INSTRUCTIONS TO FOLLOW: Please rewrite the material from the line with "x-tick-label: Jan 25" up to and including the line with "trend-badge bbox=[852, 29, 1424, 99]" as a Markdown table with two columns, No. and Entry. Number each line in order and leave out any blank lines.

---------- INFORMATION SHOWN

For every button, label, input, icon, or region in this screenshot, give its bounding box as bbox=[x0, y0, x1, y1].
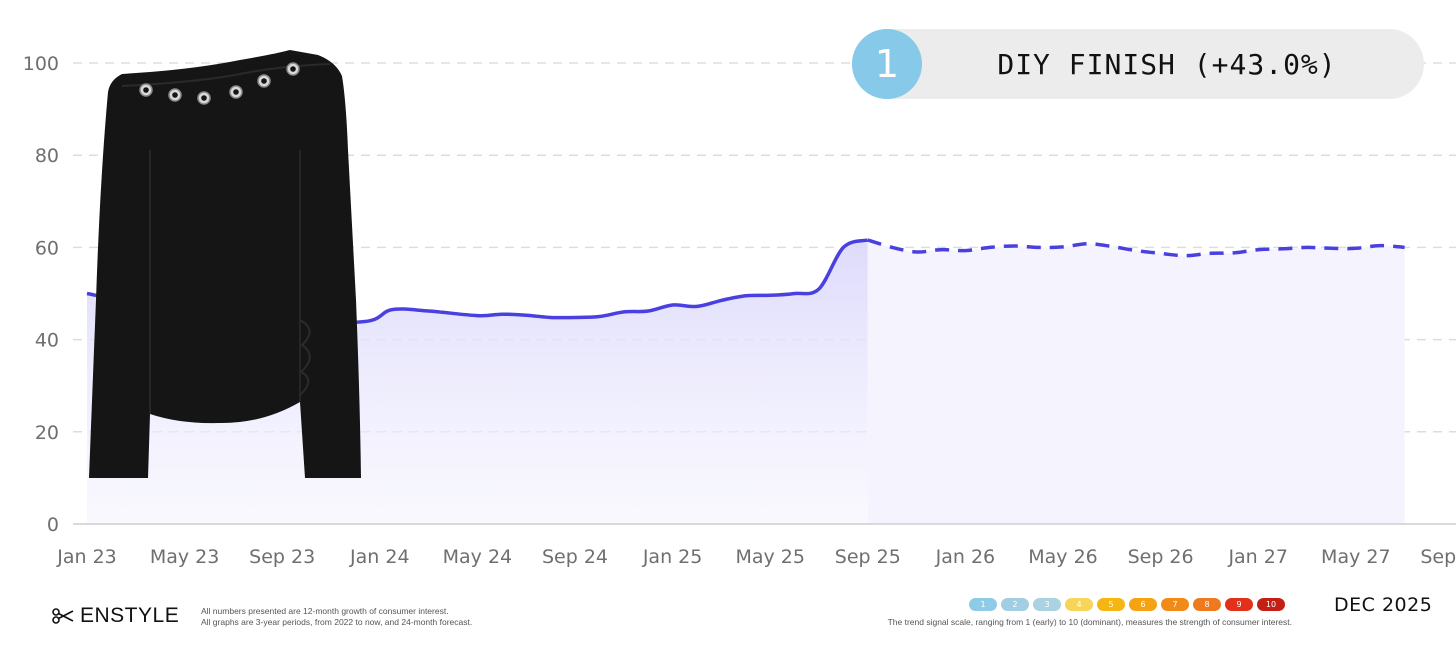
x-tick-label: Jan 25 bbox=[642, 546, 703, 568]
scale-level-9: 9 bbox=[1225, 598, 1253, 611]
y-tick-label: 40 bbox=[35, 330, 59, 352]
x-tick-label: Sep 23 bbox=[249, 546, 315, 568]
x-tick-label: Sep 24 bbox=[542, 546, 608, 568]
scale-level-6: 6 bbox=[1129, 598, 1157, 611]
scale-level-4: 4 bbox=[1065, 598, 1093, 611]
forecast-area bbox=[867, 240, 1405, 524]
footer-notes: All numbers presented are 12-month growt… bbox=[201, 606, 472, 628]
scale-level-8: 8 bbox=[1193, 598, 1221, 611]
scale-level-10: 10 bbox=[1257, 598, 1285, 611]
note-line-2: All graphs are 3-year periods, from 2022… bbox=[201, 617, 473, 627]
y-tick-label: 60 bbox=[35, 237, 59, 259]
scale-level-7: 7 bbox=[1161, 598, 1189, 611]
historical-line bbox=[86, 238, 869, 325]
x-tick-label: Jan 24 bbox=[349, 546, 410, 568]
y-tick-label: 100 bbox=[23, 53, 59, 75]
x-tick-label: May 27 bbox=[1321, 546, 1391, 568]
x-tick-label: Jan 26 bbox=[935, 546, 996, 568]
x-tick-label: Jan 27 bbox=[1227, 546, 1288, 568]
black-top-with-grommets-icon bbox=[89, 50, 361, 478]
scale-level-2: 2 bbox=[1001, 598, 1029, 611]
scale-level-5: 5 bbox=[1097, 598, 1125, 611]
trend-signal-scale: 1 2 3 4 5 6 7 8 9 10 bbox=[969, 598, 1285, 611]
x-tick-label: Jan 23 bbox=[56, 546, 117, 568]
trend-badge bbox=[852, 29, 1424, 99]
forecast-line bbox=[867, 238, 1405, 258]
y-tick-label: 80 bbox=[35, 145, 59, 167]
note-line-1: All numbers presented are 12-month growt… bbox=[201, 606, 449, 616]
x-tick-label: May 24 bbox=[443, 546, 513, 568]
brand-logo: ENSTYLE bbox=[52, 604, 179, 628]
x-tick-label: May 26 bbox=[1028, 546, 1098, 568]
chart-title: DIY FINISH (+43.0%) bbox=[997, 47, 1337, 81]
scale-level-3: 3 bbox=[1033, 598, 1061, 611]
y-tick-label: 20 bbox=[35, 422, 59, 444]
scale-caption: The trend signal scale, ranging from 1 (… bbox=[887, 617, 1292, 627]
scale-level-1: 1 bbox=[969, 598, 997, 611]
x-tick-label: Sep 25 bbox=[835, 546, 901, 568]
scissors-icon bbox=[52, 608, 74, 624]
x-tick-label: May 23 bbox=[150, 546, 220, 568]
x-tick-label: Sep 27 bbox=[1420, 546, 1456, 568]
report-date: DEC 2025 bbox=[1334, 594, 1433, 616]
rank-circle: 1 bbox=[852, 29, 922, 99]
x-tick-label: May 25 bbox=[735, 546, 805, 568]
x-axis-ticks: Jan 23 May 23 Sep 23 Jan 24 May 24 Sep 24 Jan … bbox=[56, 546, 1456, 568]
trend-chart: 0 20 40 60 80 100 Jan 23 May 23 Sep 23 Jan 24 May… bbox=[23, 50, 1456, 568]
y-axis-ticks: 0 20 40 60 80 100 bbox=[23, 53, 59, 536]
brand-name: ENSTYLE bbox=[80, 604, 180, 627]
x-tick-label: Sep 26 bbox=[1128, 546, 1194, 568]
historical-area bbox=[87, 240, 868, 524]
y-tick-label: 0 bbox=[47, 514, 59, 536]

--------------------

RESPONSE TO THE TASK:
| No. | Entry |
|---|---|
| 1 | x-tick-label: Jan 25 bbox=[642, 546, 703, 568] |
| 2 | scale-level-9: 9 bbox=[1225, 598, 1253, 611] |
| 3 | y-tick-label: 40 bbox=[35, 330, 59, 352] |
| 4 | x-tick-label: Sep 23 bbox=[249, 546, 315, 568] |
| 5 | x-tick-label: Sep 24 bbox=[542, 546, 608, 568] |
| 6 | scale-level-6: 6 bbox=[1129, 598, 1157, 611] |
| 7 | scale-level-4: 4 bbox=[1065, 598, 1093, 611] |
| 8 | forecast-area bbox=[867, 240, 1405, 524] |
| 9 | footer-notes: All numbers presented are 12-month growt… bbox=[201, 606, 472, 628] |
| 10 | scale-level-8: 8 bbox=[1193, 598, 1221, 611] |
| 11 | scale-level-10: 10 bbox=[1257, 598, 1285, 611] |
| 12 | note-line-2: All graphs are 3-year periods, from 2022… bbox=[201, 617, 473, 627] |
| 13 | y-tick-label: 60 bbox=[35, 237, 59, 259] |
| 14 | scale-level-7: 7 bbox=[1161, 598, 1189, 611] |
| 15 | historical-line bbox=[86, 238, 869, 325] |
| 16 | x-tick-label: Jan 24 bbox=[349, 546, 410, 568] |
| 17 | y-tick-label: 100 bbox=[23, 53, 59, 75] |
| 18 | x-tick-label: May 27 bbox=[1321, 546, 1391, 568] |
| 19 | x-tick-label: Jan 26 bbox=[935, 546, 996, 568] |
| 20 | x-tick-label: Jan 27 bbox=[1227, 546, 1288, 568] |
| 21 | black-top-with-grommets-icon bbox=[89, 50, 361, 478] |
| 22 | scale-level-2: 2 bbox=[1001, 598, 1029, 611] |
| 23 | scale-level-5: 5 bbox=[1097, 598, 1125, 611] |
| 24 | trend-signal-scale: 1 2 3 4 5 6 7 8 9 10 bbox=[969, 598, 1285, 611] |
| 25 | x-tick-label: Jan 23 bbox=[56, 546, 117, 568] |
| 26 | trend-badge bbox=[852, 29, 1424, 99] |